_TO DO_: Can you output the records below exactly as they are written?

_RECORD EXTRACTS_:
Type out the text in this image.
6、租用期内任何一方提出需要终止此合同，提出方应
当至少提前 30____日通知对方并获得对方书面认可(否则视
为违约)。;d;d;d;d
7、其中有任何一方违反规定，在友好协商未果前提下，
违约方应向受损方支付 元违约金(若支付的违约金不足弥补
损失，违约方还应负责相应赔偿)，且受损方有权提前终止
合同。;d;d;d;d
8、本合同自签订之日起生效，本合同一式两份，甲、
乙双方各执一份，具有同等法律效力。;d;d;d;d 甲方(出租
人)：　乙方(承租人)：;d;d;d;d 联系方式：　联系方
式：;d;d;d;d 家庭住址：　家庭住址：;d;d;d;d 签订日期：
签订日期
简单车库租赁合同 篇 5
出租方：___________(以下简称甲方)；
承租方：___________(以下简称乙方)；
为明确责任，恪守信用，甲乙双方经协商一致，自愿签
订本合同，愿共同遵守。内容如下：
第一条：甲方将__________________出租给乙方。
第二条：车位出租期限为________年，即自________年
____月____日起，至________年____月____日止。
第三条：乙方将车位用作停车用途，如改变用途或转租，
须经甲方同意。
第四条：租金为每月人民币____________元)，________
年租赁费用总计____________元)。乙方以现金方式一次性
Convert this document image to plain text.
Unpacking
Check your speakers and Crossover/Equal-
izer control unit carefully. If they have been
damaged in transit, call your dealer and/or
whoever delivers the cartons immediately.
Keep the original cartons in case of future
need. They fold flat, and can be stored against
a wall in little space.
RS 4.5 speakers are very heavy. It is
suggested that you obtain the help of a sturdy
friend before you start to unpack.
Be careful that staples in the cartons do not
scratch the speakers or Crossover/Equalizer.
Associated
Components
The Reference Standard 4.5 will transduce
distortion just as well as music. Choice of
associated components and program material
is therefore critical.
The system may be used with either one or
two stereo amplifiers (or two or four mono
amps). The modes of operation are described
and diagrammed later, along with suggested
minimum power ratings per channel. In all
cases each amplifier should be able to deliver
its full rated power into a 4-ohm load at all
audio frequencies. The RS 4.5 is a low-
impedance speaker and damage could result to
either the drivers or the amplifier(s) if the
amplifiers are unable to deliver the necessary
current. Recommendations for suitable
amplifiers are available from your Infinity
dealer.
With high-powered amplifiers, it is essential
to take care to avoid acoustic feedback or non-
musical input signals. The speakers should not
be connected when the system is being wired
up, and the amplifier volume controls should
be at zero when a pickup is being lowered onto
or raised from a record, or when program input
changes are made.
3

_WRITTEN REPLY_:
Type out the text in this image.
6、租用期内任何一方提出需要终止此合同，提出方应
当至少提前 30____日通知对方并获得对方书面认可(否则视
为违约)。;d;d;d;d
7、其中有任何一方违反规定，在友好协商未果前提下，
违约方应向受损方支付 元违约金(若支付的违约金不足弥补
损失，违约方还应负责相应赔偿)，且受损方有权提前终止
合同。;d;d;d;d
8、本合同自签订之日起生效，本合同一式两份，甲、
乙双方各执一份，具有同等法律效力。;d;d;d;d 甲方(出租
人)：　乙方(承租人)：;d;d;d;d 联系方式：　联系方
式：;d;d;d;d 家庭住址：　家庭住址：;d;d;d;d 签订日期：
签订日期
简单车库租赁合同 篇 5
出租方：___________(以下简称甲方)；
承租方：___________(以下简称乙方)；
为明确责任，恪守信用，甲乙双方经协商一致，自愿签
订本合同，愿共同遵守。内容如下：
第一条：甲方将__________________出租给乙方。
第二条：车位出租期限为________年，即自________年
____月____日起，至________年____月____日止。
第三条：乙方将车位用作停车用途，如改变用途或转租，
须经甲方同意。
第四条：租金为每月人民币____________元)，________
年租赁费用总计____________元)。乙方以现金方式一次性
Convert this document image to plain text.
Unpacking
Check your speakers and Crossover/Equal-
izer control unit carefully. If they have been
damaged in transit, call your dealer and/or
whoever delivers the cartons immediately.
Keep the original cartons in case of future
need. They fold flat, and can be stored against
a wall in little space.
RS 4.5 speakers are very heavy. It is
suggested that you obtain the help of a sturdy
friend before you start to unpack.
Be careful that staples in the cartons do not
scratch the speakers or Crossover/Equalizer.
Associated
Components
The Reference Standard 4.5 will transduce
distortion just as well as music. Choice of
associated components and program material
is therefore critical.
The system may be used with either one or
two stereo amplifiers (or two or four mono
amps). The modes of operation are described
and diagrammed later, along with suggested
minimum power ratings per channel. In all
cases each amplifier should be able to deliver
its full rated power into a 4-ohm load at all
audio frequencies. The RS 4.5 is a low-
impedance speaker and damage could result to
either the drivers or the amplifier(s) if the
amplifiers are unable to deliver the necessary
current. Recommendations for suitable
amplifiers are available from your Infinity
dealer.
With high-powered amplifiers, it is essential
to take care to avoid acoustic feedback or non-
musical input signals. The speakers should not
be connected when the system is being wired
up, and the amplifier volume controls should
be at zero when a pickup is being lowered onto
or raised from a record, or when program input
changes are made.
3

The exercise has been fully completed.